▶ 给定文本
··········

1.11统计学处理 采用SPSS19.0软件进行方差齐性检验、重复测量方差分析。

2 结 果

2.1一般情况观察 空白组皮毛顺滑、饮食正常,活动多,反应灵敏,模型组活动少、体毛干枯缺少光泽,出现脱毛,食欲不振,畏寒蜷缩,上调组毛发枯黄杂乱,脱毛严重,食欲不振,反应迟钝,下调组食欲明显提升,活动增加,体毛光泽度恢复。

2.2病理学特征对比 如图1所示,空白组口腔颊黏膜上皮结构正常,固有层下血管、肌纤维无明显变化;模型组颊黏膜上层萎缩,出现炎性细胞浸润;上调组口腔颊黏膜炎性细胞浸润加重,固有层可见少量浆细胞;下调组口腔颊黏膜固有层上皮无明显变化,炎性细胞明显减少。

图1 各组口腔颊黏膜病理学(HE染色,×200)

··········

▶ 所给记录
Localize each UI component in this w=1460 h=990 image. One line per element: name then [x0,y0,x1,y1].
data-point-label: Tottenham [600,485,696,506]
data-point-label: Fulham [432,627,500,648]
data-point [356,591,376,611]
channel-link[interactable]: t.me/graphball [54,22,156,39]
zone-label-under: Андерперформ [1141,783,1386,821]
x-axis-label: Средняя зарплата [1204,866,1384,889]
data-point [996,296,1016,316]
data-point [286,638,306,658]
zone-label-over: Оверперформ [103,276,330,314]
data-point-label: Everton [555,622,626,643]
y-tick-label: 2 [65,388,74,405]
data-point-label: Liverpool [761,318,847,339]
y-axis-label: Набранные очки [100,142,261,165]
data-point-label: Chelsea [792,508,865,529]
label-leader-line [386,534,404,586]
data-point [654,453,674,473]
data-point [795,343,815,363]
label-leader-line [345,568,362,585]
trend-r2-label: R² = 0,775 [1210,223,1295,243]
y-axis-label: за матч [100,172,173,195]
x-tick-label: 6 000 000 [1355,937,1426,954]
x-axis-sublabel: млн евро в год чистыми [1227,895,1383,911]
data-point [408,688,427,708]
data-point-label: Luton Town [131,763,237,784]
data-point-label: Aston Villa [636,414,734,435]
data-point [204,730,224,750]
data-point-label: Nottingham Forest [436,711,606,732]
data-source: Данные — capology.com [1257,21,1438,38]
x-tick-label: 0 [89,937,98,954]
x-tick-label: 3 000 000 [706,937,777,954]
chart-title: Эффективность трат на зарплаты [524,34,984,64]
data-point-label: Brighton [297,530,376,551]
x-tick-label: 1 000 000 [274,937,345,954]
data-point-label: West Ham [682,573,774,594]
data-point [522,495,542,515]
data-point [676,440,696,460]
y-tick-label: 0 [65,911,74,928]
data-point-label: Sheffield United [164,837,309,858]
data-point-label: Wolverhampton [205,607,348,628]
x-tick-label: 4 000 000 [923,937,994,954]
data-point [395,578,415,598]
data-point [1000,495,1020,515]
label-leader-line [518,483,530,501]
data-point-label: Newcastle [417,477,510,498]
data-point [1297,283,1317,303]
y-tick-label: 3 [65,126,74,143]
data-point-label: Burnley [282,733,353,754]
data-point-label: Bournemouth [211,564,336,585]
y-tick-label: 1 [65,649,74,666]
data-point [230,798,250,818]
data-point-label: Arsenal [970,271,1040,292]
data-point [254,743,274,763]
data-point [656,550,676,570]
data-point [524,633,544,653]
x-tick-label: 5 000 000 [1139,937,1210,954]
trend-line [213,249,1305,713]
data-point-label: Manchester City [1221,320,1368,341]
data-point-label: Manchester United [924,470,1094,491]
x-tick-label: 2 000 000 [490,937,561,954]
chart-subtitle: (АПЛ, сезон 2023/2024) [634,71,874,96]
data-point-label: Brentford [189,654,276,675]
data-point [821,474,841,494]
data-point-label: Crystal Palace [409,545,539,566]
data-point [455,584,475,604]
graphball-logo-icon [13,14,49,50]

··········

▶ 任务要求
把给定文本中从“1.11统计学处理 采用SPSS19.0软件进行方差齐性检验、重复测量方差分析。”起、到“食欲明显提升,活动增加,体毛光泽度恢复。”止的这一段一字不差地照抄出来。

▶ 参考答案
1.11统计学处理 采用SPSS19.0软件进行方差齐性检验、重复测量方差分析。

2 结 果

2.1一般情况观察 空白组皮毛顺滑、饮食正常,活动多,反应灵敏,模型组活动少、体毛干枯缺少光泽,出现脱毛,食欲不振,畏寒蜷缩,上调组毛发枯黄杂乱,脱毛严重,食欲不振,反应迟钝,下调组食欲明显提升,活动增加,体毛光泽度恢复。